■ Short exercise:
Find all the lines with "name" and gather them.

Records that describe figures
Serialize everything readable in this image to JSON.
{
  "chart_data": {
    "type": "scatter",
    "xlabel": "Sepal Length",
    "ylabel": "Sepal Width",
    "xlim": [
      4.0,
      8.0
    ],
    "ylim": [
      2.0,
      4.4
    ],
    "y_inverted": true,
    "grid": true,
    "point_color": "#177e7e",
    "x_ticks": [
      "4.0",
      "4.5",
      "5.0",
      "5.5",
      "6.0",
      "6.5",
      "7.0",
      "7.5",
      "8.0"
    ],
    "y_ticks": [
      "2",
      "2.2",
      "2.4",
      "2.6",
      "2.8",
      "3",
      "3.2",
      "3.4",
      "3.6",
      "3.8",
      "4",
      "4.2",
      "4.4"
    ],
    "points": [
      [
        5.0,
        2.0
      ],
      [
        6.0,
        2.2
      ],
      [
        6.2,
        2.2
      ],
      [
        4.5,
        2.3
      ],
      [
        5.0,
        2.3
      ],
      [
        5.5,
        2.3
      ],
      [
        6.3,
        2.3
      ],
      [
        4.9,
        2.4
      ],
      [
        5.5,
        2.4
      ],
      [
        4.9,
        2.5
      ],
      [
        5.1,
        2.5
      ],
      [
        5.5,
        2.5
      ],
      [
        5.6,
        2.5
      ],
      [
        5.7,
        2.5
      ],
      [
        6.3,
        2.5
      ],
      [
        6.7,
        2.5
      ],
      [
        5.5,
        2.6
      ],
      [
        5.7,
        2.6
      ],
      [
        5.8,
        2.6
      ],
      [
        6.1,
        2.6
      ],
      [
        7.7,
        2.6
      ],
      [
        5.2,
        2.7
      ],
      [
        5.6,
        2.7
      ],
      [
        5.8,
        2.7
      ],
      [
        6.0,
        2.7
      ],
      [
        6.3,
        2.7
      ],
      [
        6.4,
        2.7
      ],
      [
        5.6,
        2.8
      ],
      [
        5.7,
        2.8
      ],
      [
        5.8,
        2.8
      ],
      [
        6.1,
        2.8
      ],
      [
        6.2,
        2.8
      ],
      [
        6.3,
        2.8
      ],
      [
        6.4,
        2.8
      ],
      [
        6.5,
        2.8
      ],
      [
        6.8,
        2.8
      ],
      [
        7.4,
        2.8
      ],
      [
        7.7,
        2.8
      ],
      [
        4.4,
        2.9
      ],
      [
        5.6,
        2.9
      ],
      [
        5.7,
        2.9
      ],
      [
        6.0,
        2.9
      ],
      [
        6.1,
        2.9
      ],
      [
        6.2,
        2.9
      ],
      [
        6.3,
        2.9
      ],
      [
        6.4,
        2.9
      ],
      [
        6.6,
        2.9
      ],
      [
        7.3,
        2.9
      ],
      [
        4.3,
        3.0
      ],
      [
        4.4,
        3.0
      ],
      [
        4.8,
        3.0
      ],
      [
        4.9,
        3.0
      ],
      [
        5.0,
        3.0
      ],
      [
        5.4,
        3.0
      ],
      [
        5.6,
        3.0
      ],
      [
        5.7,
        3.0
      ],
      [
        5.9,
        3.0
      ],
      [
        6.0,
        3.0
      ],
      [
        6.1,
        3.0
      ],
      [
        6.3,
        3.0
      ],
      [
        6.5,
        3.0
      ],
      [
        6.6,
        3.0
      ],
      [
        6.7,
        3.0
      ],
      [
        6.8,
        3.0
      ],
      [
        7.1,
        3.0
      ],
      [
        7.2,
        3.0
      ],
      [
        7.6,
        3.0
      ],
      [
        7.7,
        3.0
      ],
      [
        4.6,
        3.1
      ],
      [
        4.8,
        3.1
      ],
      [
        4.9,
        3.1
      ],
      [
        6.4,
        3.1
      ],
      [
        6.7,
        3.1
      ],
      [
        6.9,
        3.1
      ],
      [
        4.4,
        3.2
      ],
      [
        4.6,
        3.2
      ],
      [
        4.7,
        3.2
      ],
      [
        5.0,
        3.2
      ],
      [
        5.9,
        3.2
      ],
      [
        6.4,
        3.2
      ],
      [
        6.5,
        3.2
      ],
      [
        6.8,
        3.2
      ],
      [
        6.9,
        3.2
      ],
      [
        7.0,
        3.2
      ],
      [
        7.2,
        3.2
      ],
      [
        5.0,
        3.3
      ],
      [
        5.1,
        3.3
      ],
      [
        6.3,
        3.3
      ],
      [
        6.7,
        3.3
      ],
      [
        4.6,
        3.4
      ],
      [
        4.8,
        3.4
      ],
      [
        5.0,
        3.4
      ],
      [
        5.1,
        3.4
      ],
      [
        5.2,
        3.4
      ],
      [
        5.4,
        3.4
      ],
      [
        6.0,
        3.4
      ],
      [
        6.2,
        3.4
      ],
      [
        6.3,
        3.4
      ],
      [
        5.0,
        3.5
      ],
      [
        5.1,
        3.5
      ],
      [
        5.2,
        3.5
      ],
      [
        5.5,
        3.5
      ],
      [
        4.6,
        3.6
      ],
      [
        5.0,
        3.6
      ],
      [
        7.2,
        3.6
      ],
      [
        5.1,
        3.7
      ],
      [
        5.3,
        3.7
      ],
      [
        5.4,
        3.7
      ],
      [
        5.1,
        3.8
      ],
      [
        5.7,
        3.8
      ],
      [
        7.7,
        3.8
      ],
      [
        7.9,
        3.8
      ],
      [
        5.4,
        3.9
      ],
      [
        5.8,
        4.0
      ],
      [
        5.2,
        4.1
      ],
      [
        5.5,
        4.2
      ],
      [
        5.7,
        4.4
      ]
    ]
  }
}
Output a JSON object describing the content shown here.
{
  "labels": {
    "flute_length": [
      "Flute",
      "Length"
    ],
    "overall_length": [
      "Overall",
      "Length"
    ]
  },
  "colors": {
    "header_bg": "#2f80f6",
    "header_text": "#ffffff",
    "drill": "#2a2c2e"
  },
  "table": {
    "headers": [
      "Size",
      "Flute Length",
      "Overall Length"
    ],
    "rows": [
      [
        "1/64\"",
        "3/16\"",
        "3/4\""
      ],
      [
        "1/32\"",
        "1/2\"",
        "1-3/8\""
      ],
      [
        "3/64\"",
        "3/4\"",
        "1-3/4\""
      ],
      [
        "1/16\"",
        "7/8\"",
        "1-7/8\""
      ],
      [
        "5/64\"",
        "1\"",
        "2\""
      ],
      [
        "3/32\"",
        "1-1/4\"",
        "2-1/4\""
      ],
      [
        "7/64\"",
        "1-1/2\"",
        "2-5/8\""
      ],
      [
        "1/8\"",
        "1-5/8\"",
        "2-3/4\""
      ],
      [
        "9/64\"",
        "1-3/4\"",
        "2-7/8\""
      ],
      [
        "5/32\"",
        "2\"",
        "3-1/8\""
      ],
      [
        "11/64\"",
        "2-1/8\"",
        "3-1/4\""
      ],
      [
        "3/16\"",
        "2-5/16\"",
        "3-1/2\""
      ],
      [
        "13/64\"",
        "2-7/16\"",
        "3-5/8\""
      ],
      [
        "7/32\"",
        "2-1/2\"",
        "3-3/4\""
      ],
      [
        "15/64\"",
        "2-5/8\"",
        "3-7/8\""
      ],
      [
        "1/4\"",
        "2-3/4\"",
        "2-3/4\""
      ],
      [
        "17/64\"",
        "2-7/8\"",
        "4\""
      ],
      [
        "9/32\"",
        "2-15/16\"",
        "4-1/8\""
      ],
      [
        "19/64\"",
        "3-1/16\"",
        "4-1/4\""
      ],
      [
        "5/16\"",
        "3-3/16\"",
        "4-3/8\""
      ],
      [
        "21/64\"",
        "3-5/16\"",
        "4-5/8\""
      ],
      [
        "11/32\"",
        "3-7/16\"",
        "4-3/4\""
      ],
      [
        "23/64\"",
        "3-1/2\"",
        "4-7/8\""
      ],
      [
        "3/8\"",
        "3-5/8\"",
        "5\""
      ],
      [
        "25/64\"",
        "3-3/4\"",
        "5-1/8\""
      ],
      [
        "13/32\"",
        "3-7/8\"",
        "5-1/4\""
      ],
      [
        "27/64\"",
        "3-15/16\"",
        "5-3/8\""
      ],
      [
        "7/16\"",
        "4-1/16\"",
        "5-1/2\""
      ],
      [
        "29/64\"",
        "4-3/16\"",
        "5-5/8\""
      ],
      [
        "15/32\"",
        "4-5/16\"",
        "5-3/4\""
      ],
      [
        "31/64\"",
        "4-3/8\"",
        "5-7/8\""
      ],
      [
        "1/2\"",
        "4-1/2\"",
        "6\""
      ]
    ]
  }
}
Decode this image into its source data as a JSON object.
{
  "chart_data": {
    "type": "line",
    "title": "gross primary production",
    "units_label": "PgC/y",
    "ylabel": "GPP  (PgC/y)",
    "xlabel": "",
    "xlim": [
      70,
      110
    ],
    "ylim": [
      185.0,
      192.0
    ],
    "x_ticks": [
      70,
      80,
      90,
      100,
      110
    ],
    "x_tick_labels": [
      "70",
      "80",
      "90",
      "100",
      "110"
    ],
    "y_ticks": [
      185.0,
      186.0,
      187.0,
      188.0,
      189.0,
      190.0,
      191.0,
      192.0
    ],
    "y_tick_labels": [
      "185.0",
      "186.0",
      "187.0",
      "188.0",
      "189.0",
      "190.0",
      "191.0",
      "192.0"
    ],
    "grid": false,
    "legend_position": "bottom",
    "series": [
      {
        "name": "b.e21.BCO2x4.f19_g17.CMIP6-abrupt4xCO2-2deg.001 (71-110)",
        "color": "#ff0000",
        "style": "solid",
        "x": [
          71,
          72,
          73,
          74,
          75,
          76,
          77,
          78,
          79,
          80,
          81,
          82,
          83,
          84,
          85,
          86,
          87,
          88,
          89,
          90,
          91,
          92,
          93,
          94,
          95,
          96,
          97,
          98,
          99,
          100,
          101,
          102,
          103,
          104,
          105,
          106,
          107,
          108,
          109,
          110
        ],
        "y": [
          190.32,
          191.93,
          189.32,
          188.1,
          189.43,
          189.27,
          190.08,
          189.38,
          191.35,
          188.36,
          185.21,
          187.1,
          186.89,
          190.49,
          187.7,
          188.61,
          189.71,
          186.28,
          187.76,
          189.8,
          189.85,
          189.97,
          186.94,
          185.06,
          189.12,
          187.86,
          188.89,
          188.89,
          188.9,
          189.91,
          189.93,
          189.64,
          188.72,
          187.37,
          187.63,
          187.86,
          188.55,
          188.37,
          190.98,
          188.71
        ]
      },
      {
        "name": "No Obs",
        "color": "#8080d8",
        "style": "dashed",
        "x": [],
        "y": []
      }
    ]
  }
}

■ Solved problem:
        "name": "b.e21.BCO2x4.f19_g17.CMIP6-abrupt4xCO2-2deg.001 (71-110)",
        "name": "No Obs",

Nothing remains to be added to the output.